◆ **Stored dataset items**

— begin —

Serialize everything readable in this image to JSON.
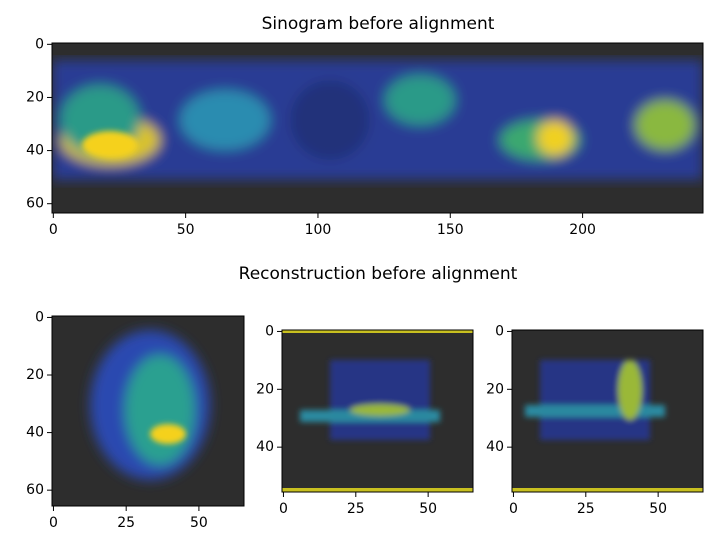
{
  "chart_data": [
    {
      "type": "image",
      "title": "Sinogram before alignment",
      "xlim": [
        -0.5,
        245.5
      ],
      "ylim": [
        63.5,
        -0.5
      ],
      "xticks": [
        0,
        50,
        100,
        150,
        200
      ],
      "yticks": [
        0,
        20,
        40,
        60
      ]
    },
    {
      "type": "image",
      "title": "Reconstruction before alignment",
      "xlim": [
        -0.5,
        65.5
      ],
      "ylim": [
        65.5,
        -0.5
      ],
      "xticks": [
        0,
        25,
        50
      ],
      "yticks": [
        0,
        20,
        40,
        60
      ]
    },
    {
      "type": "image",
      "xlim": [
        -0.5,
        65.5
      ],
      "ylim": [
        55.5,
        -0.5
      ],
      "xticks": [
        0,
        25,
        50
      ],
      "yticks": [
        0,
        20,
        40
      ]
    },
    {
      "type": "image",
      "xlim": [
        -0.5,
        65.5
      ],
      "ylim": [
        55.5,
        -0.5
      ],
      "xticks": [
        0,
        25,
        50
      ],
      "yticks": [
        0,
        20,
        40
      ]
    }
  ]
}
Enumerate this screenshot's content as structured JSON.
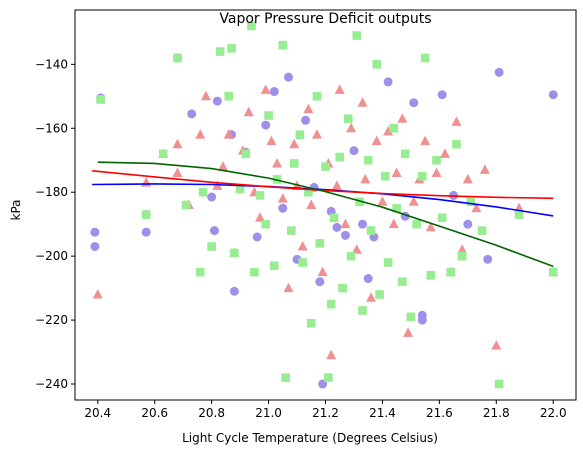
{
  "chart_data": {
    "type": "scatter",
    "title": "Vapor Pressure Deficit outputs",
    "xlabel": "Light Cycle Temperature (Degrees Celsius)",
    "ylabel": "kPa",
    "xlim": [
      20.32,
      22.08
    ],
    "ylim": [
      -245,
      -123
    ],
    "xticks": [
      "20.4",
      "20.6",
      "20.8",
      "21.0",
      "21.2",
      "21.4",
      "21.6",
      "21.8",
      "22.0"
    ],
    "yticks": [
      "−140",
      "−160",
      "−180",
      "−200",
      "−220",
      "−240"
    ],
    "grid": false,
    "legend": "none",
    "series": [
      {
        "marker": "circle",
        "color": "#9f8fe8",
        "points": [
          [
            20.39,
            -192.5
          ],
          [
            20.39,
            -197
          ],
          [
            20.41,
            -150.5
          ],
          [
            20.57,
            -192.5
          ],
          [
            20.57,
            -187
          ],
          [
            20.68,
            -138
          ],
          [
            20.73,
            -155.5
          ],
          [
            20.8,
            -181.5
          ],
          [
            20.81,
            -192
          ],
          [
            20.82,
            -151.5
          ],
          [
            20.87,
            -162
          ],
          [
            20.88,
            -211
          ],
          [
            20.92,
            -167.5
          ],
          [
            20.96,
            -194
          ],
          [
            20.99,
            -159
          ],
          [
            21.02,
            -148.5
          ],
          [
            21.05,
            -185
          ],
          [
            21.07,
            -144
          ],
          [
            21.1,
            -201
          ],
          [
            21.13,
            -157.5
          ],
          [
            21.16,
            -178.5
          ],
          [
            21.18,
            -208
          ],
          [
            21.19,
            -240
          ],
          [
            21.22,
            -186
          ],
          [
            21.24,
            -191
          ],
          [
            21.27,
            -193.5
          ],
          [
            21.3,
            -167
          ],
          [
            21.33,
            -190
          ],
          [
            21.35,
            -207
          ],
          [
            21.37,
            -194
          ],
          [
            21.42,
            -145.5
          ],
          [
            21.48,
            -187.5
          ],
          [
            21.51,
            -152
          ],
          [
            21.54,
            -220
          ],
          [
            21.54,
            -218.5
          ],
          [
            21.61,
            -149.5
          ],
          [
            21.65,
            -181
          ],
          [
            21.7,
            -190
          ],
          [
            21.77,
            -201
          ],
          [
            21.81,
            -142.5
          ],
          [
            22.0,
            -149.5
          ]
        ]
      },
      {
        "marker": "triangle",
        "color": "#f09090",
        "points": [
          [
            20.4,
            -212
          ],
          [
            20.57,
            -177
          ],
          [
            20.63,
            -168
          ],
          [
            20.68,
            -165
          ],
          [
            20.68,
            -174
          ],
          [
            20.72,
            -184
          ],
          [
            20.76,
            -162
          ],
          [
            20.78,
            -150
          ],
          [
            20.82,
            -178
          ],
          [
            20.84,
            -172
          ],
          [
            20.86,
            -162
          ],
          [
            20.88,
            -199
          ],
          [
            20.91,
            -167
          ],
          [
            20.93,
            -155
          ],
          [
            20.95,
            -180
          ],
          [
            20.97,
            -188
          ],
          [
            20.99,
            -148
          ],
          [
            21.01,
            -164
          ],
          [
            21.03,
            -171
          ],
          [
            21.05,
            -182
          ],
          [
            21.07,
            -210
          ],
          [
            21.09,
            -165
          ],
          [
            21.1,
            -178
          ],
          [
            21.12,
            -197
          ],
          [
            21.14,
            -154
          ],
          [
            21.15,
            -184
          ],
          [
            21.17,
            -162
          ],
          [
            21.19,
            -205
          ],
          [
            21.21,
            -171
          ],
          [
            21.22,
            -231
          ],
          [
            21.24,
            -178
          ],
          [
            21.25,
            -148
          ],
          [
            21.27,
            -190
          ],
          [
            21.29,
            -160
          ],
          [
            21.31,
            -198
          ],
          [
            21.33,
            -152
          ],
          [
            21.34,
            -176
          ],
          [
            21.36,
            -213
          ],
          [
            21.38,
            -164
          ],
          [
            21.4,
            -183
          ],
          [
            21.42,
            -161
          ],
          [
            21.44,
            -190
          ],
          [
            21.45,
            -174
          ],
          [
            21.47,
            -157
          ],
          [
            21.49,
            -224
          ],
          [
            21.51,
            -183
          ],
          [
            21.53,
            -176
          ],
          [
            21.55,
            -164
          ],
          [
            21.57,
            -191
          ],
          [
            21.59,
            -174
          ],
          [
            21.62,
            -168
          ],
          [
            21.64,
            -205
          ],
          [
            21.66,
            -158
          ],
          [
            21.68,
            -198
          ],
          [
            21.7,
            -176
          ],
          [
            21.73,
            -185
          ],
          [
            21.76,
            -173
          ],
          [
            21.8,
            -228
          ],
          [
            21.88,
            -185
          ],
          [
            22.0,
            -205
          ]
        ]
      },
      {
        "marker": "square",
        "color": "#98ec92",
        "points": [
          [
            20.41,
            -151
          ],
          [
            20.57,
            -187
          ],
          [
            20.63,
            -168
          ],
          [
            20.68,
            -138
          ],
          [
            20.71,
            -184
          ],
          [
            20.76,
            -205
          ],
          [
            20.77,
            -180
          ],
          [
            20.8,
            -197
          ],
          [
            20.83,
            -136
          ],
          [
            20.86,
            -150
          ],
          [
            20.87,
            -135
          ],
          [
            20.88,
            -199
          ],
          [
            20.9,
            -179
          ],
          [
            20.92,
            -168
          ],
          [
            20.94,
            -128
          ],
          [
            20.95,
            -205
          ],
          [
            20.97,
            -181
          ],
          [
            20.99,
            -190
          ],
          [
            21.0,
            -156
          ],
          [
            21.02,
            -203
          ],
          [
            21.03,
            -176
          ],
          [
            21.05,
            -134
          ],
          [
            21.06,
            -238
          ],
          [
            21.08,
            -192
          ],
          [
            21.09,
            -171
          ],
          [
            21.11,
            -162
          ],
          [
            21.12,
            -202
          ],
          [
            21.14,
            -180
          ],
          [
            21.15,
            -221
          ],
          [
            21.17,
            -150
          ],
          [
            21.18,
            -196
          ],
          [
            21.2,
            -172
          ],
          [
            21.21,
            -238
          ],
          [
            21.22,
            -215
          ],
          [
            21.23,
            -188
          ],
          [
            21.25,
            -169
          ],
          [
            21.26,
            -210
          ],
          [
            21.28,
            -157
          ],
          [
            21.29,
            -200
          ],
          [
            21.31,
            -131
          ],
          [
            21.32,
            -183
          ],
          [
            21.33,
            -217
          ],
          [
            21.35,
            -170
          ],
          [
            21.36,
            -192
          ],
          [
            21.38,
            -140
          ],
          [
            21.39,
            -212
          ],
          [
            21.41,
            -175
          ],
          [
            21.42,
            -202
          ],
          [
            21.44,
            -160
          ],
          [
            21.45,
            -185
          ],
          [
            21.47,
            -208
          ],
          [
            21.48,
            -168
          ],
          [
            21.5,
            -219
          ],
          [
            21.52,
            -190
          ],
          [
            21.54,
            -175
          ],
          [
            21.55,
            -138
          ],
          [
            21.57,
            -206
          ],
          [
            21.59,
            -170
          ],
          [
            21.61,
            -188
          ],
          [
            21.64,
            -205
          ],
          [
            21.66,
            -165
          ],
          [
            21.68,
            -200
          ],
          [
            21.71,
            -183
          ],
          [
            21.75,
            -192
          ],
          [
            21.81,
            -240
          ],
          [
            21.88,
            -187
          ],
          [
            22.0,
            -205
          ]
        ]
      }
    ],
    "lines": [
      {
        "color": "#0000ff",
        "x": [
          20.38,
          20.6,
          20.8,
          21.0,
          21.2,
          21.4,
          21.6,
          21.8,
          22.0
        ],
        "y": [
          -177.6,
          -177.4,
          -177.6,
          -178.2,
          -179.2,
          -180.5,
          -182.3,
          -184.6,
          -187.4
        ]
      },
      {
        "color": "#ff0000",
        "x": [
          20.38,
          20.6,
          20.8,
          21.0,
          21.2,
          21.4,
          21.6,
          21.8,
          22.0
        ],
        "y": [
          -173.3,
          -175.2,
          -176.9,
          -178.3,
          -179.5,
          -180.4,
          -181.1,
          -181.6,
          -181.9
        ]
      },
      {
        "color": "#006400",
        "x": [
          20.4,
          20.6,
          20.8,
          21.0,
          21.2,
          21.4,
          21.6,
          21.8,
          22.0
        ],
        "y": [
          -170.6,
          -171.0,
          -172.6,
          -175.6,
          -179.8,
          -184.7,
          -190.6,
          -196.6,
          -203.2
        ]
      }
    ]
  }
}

— end —

◆ **Aim of the exercise**
Every line of the records that includes the word "this" should be gathered.

◆ **Response to the task**
Serialize everything readable in this image to JSON.
Enumerate this screenshot's content as structured JSON.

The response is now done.